:: Goal ::
Lines containing the word "grid" should be extracted in full.

Figure contents as structured data:
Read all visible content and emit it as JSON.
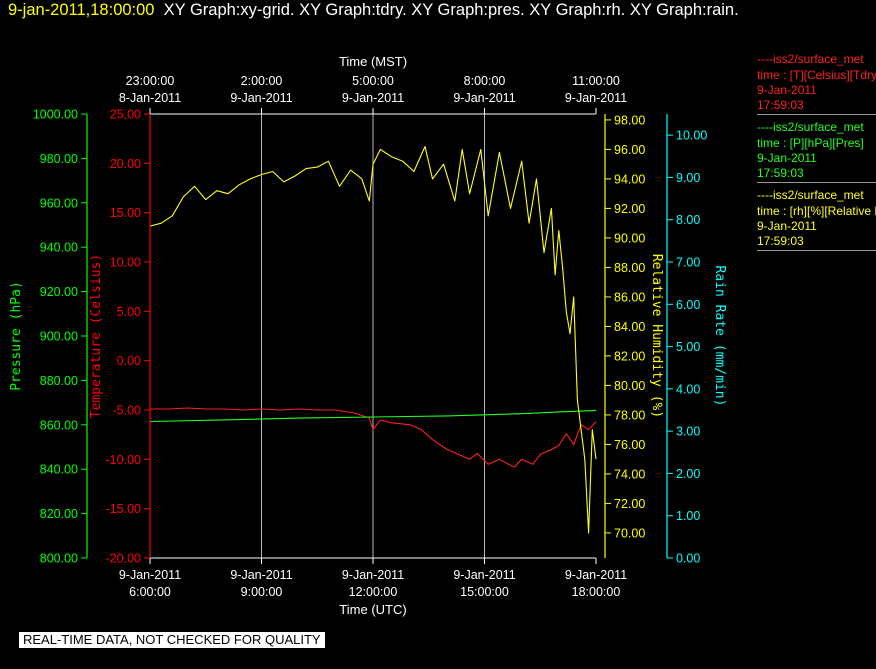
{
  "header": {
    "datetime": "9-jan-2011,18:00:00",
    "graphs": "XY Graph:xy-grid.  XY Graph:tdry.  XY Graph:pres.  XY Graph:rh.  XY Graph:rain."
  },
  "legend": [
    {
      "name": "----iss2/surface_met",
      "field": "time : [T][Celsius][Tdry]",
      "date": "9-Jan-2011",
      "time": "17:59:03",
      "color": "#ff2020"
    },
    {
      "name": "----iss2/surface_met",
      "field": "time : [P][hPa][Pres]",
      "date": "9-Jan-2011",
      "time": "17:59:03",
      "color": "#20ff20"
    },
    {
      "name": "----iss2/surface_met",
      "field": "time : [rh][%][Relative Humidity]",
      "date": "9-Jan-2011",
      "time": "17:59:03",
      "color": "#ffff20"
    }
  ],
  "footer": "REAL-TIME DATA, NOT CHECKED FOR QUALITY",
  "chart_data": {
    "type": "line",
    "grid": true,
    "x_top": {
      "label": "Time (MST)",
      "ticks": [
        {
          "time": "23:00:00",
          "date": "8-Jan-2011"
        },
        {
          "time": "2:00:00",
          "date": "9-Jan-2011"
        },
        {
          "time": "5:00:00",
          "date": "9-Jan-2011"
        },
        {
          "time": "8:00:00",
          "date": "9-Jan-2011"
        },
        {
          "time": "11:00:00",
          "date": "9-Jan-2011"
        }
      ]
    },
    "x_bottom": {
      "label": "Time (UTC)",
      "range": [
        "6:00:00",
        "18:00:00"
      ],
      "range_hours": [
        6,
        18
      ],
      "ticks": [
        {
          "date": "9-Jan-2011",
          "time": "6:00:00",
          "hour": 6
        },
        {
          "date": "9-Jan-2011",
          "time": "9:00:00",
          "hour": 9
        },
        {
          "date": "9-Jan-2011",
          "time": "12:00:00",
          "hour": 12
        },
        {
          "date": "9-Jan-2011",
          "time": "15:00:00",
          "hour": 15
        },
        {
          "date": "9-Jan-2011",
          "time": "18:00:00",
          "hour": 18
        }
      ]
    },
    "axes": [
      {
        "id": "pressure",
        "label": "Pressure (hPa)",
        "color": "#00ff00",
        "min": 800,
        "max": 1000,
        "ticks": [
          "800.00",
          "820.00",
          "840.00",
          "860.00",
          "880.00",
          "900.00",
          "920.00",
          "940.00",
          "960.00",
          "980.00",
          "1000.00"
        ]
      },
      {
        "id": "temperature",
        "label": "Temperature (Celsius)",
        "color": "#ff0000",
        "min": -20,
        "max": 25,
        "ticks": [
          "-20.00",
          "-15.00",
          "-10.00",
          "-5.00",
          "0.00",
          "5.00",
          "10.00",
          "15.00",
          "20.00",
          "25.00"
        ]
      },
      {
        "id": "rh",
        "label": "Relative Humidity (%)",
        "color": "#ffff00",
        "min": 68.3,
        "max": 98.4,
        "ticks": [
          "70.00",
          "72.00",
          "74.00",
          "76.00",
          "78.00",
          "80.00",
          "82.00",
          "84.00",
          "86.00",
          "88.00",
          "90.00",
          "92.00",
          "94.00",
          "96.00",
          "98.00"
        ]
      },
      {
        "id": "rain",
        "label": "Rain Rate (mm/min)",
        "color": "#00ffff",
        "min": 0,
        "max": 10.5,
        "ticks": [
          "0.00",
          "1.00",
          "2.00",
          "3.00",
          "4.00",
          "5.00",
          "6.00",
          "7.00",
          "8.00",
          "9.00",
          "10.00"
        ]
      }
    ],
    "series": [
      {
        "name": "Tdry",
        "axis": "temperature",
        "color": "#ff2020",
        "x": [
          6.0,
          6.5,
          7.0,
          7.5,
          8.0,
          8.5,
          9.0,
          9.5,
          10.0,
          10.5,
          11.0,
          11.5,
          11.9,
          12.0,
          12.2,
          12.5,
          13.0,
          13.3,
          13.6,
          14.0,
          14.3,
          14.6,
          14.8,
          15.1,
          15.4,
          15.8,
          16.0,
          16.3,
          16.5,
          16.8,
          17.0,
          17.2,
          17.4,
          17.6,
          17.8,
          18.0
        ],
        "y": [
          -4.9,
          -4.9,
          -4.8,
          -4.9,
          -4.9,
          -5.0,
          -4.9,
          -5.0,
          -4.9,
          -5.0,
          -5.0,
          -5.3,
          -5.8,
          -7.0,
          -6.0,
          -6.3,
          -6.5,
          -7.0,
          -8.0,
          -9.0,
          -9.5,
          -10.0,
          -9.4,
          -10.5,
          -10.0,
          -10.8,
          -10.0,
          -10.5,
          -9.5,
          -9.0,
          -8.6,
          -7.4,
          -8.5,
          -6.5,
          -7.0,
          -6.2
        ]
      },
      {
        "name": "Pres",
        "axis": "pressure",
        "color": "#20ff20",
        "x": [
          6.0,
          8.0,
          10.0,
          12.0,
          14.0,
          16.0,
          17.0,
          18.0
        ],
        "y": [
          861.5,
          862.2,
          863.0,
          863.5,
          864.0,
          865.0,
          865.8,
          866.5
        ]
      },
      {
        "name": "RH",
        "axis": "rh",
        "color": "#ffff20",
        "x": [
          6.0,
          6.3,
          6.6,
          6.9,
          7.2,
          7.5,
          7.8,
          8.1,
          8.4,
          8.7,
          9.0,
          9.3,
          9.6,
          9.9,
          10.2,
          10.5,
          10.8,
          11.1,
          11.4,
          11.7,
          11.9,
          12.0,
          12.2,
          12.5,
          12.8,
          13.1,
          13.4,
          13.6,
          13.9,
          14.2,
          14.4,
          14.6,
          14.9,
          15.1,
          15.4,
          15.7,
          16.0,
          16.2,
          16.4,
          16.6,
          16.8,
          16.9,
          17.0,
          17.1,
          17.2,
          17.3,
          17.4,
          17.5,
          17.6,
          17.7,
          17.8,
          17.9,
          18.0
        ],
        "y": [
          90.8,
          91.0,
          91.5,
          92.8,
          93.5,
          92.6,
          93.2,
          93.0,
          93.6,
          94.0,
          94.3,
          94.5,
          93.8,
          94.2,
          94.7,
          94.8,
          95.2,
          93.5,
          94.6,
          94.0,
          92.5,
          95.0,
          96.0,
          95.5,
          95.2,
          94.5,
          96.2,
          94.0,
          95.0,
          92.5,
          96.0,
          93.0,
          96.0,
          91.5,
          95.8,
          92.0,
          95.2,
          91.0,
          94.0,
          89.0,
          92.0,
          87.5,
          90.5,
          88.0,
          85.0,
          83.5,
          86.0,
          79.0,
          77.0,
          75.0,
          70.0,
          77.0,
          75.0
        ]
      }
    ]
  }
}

:: Reply to the exercise ::
    "graphs": "XY Graph:xy-grid.  XY Graph:tdry.  XY Graph:pres.  XY Graph:rh.  XY Graph:rain."
    "grid": true,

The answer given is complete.